>> Start Data for the task

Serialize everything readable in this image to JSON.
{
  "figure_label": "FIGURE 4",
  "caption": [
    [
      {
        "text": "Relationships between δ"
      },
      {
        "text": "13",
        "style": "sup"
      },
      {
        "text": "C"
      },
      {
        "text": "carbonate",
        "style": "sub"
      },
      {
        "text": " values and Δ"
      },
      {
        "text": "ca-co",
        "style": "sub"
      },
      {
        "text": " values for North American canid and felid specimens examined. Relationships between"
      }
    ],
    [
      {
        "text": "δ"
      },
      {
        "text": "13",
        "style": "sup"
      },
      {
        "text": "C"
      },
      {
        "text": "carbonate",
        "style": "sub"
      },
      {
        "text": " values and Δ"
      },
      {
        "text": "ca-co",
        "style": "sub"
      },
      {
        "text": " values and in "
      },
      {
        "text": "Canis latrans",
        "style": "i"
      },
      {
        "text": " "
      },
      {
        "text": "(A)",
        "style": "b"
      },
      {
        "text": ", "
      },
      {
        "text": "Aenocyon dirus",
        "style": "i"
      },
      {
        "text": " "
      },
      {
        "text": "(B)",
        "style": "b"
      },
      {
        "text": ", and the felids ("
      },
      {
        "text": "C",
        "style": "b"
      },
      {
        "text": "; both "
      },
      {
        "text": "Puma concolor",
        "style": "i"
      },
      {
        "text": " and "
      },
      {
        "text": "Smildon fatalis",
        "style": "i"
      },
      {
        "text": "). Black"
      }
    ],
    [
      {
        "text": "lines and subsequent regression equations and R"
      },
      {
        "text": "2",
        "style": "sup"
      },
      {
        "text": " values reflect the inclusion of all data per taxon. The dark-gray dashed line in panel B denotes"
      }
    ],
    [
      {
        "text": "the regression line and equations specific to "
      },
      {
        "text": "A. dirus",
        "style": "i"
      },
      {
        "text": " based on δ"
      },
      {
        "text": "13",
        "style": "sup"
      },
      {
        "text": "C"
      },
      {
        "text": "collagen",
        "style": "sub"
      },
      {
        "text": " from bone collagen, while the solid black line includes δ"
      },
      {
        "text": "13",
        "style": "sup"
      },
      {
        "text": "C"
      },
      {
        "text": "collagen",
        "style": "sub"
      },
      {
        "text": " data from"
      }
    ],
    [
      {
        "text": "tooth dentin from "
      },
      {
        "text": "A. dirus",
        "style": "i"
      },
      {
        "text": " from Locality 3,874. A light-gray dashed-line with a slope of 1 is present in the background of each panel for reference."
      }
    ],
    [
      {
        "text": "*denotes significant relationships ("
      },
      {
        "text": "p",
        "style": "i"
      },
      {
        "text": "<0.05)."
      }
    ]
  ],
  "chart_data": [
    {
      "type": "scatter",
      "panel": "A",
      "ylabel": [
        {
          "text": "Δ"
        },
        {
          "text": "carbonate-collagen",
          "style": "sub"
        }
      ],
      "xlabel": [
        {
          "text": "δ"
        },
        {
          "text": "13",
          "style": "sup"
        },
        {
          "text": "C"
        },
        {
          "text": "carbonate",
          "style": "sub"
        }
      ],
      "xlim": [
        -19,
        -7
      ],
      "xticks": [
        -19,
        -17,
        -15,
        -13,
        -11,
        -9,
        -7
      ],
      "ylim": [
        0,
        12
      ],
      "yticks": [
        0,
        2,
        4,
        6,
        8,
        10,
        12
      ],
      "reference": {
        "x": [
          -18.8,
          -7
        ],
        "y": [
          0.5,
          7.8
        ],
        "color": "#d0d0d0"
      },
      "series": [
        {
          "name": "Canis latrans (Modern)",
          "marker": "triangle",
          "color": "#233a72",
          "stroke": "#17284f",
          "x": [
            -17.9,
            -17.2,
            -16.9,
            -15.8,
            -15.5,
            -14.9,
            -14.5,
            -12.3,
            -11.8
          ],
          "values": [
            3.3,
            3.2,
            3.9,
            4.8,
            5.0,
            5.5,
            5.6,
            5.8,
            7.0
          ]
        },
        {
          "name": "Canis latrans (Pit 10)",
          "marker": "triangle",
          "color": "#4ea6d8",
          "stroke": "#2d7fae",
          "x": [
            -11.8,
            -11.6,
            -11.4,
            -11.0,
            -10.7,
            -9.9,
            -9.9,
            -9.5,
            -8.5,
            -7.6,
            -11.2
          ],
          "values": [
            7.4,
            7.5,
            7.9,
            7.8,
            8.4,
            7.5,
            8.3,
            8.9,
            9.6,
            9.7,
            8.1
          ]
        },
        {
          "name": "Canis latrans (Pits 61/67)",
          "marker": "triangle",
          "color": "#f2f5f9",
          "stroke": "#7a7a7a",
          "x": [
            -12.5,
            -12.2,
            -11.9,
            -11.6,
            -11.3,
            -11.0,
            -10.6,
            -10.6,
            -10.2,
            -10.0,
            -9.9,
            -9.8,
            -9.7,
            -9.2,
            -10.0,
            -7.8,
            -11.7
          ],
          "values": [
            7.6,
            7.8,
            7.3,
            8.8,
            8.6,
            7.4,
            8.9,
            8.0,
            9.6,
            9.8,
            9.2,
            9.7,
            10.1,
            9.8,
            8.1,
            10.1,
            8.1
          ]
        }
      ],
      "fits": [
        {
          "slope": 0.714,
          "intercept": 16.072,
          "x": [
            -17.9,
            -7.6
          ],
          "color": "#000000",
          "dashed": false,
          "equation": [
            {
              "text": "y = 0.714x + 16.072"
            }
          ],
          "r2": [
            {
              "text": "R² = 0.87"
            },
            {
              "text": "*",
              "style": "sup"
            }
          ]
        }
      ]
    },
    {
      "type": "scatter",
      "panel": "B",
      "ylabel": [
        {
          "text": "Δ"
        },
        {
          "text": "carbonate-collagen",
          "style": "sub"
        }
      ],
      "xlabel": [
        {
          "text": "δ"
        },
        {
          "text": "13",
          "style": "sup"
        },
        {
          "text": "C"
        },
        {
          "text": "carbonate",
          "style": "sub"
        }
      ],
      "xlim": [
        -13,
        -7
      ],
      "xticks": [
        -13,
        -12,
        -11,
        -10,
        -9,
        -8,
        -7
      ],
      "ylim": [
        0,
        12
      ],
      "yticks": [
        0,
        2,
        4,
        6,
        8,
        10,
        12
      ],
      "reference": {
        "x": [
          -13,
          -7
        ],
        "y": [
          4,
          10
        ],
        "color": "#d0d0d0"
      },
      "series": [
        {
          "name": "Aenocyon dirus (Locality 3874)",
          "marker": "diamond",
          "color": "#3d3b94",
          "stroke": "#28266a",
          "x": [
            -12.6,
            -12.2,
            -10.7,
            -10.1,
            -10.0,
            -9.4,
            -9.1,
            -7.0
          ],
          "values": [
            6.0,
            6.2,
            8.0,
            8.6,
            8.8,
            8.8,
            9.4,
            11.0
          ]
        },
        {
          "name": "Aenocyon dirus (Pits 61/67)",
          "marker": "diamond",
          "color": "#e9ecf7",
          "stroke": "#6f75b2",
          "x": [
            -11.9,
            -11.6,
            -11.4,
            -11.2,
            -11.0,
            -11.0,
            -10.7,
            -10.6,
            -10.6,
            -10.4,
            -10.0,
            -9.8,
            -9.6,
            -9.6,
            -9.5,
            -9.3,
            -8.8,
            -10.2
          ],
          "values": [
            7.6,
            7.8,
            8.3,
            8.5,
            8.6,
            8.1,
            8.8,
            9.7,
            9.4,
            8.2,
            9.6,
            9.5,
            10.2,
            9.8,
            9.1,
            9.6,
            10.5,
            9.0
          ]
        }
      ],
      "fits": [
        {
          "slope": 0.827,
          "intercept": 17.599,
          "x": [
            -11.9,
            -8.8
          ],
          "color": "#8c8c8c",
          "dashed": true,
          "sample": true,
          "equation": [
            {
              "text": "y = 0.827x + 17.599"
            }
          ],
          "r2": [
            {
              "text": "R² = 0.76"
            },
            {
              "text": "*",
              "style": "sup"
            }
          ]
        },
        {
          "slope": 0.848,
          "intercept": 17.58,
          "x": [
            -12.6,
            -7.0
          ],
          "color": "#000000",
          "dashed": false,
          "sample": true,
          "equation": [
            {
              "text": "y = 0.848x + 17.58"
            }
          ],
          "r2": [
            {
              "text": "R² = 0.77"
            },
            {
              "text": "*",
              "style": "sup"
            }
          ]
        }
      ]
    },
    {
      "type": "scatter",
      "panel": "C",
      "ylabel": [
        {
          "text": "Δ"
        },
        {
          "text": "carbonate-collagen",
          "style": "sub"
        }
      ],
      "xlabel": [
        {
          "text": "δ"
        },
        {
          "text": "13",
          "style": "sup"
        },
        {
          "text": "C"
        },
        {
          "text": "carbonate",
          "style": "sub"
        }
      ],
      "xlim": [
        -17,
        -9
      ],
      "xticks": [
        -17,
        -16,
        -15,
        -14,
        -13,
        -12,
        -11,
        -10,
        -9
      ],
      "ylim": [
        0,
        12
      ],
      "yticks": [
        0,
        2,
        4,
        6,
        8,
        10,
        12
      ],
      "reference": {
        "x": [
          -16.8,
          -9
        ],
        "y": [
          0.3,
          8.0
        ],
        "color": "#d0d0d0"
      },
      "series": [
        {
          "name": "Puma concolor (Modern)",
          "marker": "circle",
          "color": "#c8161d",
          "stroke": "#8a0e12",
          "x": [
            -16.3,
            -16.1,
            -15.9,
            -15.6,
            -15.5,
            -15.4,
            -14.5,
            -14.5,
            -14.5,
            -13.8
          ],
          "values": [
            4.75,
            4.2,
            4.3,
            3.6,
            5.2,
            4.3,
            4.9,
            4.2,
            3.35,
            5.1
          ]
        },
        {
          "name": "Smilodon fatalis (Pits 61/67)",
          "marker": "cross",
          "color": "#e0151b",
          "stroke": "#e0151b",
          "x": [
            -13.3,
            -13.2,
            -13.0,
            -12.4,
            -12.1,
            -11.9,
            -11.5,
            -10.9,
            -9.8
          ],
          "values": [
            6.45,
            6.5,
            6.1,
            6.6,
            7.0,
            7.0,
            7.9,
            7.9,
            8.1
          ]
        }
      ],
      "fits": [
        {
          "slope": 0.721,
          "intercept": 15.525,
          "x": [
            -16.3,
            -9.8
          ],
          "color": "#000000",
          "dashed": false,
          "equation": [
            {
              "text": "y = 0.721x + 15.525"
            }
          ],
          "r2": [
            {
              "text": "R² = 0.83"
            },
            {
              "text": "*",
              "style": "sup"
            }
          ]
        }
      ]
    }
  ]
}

>> End Data for the task

### Stated exercise
From the listing above, return each line with the word "Canis".

### Solved problem
        "text": "Canis latrans",
          "name": "Canis latrans (Modern)",
          "name": "Canis latrans (Pit 10)",
          "name": "Canis latrans (Pits 61/67)",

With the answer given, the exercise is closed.